▸ **What you need to do**:
Show each line from the listing that includes the word "Influencer".

▸ **Data extract**:
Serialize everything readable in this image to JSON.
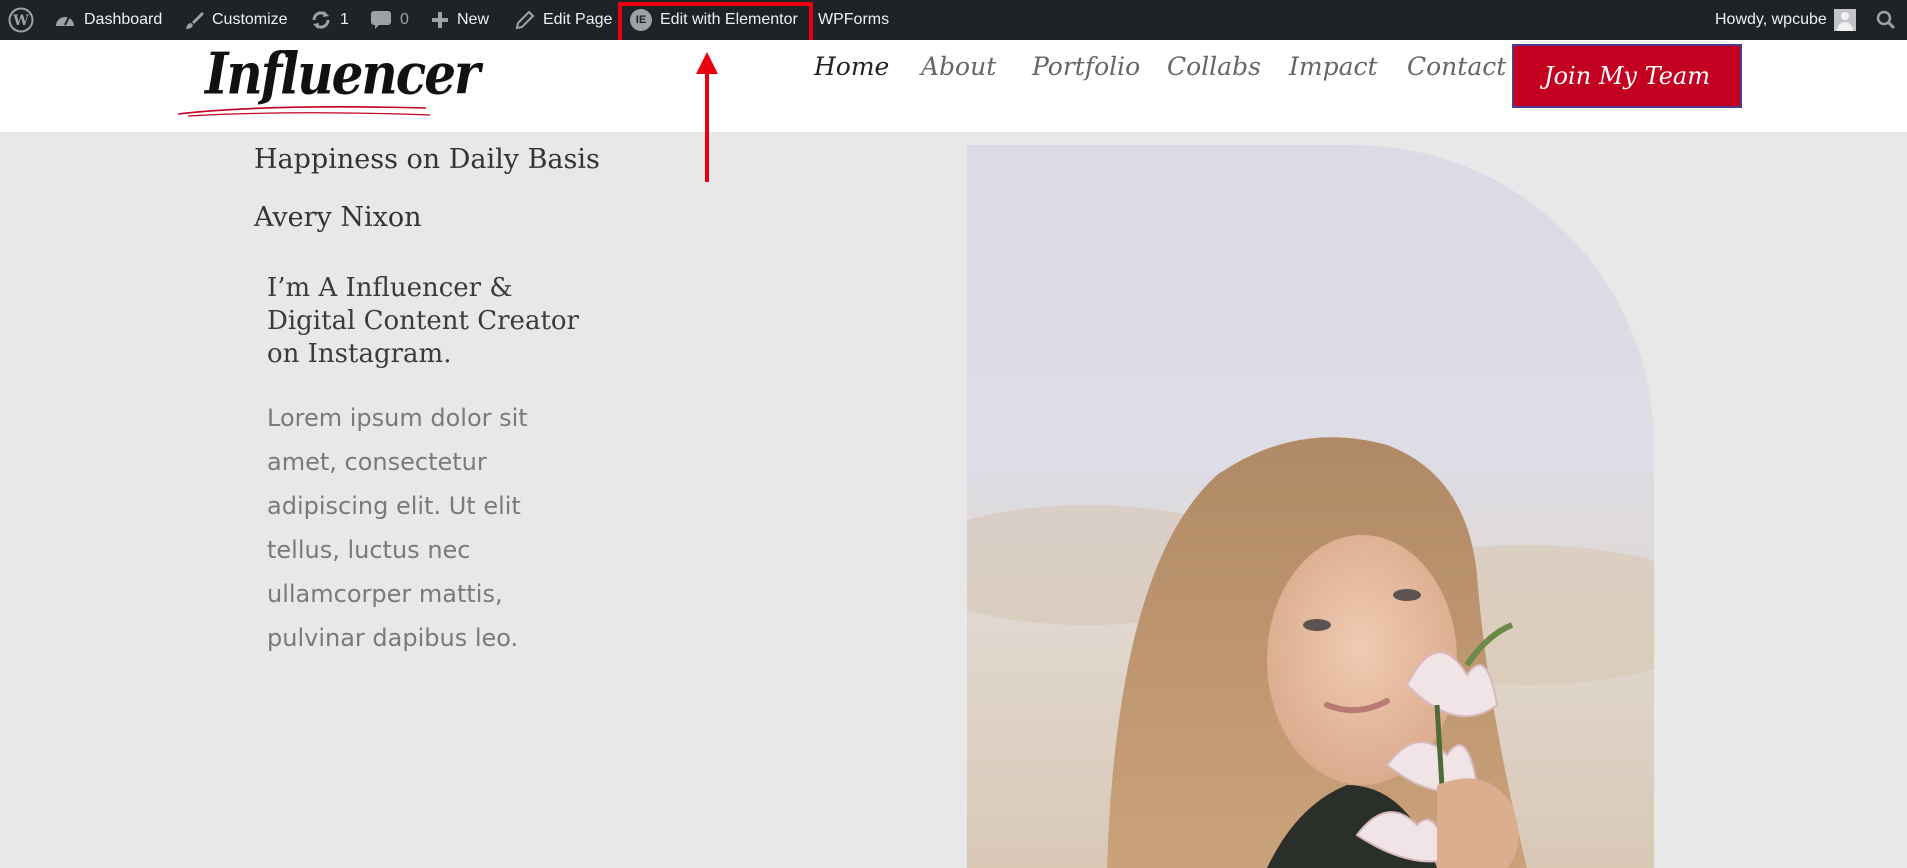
{
  "admin_bar": {
    "dashboard": "Dashboard",
    "customize": "Customize",
    "updates_count": "1",
    "comments_count": "0",
    "new": "New",
    "edit_page": "Edit Page",
    "edit_with_elementor": "Edit with Elementor",
    "wpforms": "WPForms",
    "greeting": "Howdy, wpcube"
  },
  "site": {
    "logo_text": "Influencer",
    "nav": [
      "Home",
      "About",
      "Portfolio",
      "Collabs",
      "Impact",
      "Contact"
    ],
    "cta": "Join My Team"
  },
  "hero": {
    "tagline": "Happiness on Daily Basis",
    "name": "Avery Nixon",
    "headline": "I’m A Influencer & Digital Content Creator on Instagram.",
    "bio": "Lorem ipsum dolor sit amet, consectetur adipiscing elit. Ut elit tellus, luctus nec ullamcorper mattis, pulvinar dapibus leo."
  },
  "colors": {
    "admin_bar_bg": "#1d2327",
    "highlight": "#e8000f",
    "cta_bg": "#c3001f",
    "page_bg": "#e9e8e9"
  }
}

▸ **Solution to this task**:
    "logo_text": "Influencer",
    "headline": "I’m A Influencer & Digital Content Creator on Instagram.",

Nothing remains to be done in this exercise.